(Saved entries)
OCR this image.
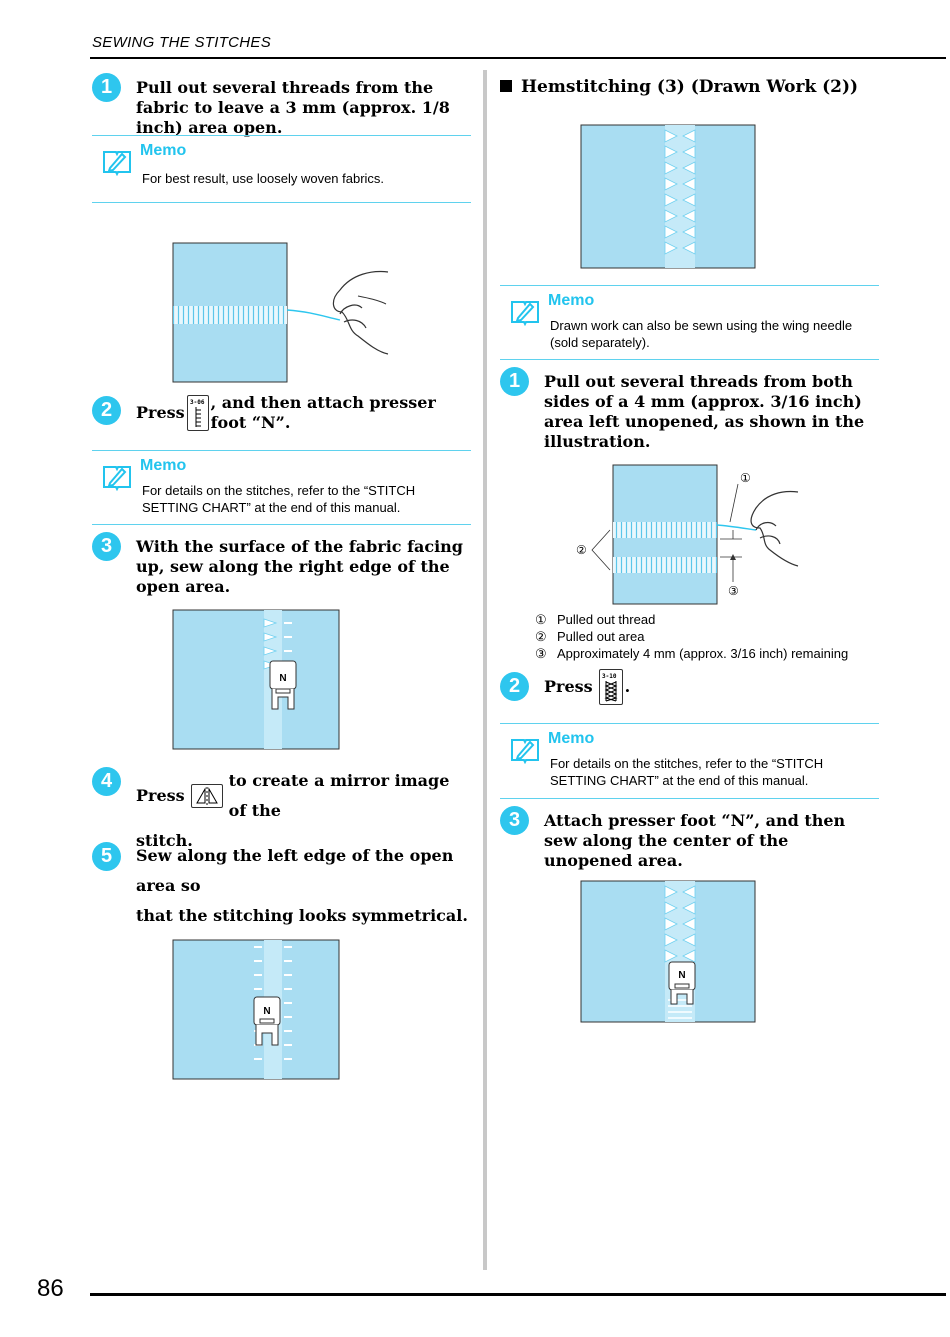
SEWING THE STITCHES
1	Pull out several threads from the fabric to leave a 3 mm (approx. 1/8 inch) area open.
Memo
For best result, use loosely woven fabrics.
2	Press
3-06 , and then attach presser foot “N”.
Memo
For details on the stitches, refer to the “STITCH
SETTING CHART” at the end of this manual.
3	With the surface of the fabric facing up, sew along the right edge of the open area.
N
4
Press
to create a mirror image of the
stitch.
5	Sew along the left edge of the open area so
that the stitching looks symmetrical.
N
Hemstitching (3) (Drawn Work (2))
Memo
Drawn work can also be sewn using the wing needle
(sold separately).
1	Pull out several threads from both sides of a 4 mm (approx. 3/16 inch) area left unopened, as shown in the illustration.
①
②
③
① Pulled out thread
② Pulled out area
③ Approximately 4 mm (approx. 3/16 inch) remaining
2	Press
3-10
.
Memo
For details on the stitches, refer to the “STITCH
SETTING CHART” at the end of this manual.
3	Attach presser foot “N”, and then sew along the center of the unopened area.
N
86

INSTRUCTIONS FOR THE TASK: List every line above containing the word "inch".

THE REPLY:
1	Pull out several threads from the fabric to leave a 3 mm (approx. 1/8 inch) area open.
1	Pull out several threads from both sides of a 4 mm (approx. 3/16 inch) area left unopened, as shown in the illustration.
③ Approximately 4 mm (approx. 3/16 inch) remaining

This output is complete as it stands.